| RECORD LIST |
## Begin

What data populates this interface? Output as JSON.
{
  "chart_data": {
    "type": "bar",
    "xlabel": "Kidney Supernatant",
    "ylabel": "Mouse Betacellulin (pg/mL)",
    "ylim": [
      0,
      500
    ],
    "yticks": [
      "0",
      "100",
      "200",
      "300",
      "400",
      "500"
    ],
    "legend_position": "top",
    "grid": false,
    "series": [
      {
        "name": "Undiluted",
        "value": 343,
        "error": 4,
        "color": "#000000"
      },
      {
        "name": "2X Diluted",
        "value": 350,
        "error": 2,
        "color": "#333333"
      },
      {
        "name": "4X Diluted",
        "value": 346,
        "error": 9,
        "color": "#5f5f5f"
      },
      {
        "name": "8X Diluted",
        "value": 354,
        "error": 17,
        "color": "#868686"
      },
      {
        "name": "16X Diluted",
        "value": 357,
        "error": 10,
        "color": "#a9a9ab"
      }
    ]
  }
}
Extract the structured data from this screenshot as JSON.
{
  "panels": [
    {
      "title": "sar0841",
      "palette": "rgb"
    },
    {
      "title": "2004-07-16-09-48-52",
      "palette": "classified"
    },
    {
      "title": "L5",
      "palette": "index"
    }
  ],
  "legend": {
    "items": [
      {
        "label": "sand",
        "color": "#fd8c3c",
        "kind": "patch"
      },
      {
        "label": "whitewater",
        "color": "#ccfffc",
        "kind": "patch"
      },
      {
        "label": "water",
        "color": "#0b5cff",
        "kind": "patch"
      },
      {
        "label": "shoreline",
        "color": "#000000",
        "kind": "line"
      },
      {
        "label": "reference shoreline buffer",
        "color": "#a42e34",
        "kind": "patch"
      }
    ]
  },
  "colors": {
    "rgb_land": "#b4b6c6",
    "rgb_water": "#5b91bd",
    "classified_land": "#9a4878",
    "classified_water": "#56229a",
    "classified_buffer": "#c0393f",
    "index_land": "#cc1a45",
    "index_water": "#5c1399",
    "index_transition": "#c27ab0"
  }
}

## End

| EXERCISE GOAL |
Looking at the entries above, how many lines contain the word "error"? Answer with the number alone.

| REPLY |
5